*OBJECTIVE:* How many lines of these entries include the string "true"? State the number alone.

--- begin PROVIDED MATERIAL ---

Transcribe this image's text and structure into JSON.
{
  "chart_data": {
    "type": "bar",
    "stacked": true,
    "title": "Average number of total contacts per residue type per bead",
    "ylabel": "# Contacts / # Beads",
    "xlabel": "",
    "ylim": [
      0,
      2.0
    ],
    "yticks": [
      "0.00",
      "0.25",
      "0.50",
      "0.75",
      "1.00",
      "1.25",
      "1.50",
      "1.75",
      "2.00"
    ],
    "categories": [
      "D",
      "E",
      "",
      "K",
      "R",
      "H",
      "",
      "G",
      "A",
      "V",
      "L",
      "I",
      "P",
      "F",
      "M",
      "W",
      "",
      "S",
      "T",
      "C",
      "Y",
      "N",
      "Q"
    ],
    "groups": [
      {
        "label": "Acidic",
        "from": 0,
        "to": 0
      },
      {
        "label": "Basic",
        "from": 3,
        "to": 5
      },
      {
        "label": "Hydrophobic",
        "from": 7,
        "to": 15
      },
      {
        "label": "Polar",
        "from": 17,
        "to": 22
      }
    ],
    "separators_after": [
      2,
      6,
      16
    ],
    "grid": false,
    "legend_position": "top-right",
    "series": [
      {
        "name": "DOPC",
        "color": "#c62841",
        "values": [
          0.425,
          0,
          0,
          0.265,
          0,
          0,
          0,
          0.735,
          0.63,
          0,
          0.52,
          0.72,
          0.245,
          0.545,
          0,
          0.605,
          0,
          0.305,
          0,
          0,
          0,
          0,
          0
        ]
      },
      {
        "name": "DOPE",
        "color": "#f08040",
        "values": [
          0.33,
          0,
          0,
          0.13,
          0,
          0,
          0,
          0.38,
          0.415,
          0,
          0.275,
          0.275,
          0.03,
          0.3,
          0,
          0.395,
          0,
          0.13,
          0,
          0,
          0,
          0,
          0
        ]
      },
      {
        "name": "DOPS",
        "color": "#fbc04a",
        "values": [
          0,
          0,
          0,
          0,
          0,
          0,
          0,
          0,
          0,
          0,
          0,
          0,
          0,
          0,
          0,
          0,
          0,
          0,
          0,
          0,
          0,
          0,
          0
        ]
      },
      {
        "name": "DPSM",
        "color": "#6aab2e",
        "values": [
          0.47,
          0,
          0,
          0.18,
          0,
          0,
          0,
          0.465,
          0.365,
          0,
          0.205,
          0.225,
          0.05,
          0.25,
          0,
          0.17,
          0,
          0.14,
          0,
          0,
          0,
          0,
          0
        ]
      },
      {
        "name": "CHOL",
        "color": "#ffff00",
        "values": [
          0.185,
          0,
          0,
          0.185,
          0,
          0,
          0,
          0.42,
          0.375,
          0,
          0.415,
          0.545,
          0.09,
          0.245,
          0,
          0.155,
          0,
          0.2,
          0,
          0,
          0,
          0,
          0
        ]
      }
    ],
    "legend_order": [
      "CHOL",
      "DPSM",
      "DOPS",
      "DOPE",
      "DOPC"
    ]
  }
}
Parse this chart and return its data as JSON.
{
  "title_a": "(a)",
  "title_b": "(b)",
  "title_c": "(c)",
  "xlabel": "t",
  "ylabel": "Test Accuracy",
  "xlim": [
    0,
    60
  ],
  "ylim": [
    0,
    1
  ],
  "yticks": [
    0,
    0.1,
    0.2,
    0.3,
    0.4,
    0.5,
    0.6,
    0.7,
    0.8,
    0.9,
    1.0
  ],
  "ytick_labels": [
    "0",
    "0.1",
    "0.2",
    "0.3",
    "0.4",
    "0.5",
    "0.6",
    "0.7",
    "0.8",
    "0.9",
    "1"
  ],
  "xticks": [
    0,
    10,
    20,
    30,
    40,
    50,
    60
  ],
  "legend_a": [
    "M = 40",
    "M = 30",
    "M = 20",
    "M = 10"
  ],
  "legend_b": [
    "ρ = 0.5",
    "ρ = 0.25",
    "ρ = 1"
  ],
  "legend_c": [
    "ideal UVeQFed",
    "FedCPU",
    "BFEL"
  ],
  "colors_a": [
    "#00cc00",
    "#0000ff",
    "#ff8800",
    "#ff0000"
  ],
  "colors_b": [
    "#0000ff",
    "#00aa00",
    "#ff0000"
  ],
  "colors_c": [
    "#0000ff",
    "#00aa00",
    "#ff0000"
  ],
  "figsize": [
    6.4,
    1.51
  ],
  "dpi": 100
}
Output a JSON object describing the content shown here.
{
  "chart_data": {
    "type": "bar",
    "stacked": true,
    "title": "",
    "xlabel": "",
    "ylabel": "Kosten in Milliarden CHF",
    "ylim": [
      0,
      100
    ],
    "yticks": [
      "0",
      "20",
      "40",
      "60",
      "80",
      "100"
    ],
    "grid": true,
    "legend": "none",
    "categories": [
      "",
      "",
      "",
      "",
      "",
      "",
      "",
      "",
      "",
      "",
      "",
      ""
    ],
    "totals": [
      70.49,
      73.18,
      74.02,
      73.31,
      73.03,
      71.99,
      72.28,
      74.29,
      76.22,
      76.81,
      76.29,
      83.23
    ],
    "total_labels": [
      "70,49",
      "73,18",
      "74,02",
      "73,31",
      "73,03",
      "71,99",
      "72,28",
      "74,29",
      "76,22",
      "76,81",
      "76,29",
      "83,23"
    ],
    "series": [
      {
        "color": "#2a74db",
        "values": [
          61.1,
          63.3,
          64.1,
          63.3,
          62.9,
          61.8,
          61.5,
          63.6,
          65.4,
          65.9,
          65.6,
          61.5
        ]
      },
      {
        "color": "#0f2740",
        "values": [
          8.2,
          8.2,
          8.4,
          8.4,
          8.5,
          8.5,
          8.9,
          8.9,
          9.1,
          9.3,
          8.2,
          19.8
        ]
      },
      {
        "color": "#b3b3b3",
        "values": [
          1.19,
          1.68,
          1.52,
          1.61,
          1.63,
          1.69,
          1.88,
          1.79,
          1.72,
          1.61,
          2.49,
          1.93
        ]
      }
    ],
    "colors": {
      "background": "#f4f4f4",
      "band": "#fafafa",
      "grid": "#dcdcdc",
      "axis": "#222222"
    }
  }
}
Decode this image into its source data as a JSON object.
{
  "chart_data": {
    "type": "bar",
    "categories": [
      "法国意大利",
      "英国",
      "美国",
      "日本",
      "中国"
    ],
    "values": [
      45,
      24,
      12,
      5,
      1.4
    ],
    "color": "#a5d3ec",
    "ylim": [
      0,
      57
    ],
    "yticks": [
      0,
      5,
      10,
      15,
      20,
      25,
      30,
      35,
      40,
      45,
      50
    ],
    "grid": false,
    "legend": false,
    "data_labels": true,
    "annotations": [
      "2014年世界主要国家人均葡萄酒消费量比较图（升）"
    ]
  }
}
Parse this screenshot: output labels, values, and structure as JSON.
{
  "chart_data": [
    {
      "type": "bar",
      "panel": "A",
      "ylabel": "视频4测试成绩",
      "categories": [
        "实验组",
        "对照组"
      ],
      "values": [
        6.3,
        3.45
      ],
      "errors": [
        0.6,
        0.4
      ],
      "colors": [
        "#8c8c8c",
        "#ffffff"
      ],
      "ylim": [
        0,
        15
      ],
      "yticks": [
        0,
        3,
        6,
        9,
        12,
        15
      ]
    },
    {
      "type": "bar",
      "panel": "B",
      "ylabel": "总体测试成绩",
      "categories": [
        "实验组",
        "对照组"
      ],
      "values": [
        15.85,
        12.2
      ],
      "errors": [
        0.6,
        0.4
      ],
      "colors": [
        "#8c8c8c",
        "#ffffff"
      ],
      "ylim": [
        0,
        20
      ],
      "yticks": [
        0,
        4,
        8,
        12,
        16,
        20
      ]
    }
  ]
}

--- end PROVIDED MATERIAL ---

*TASK RESPONSE:* 4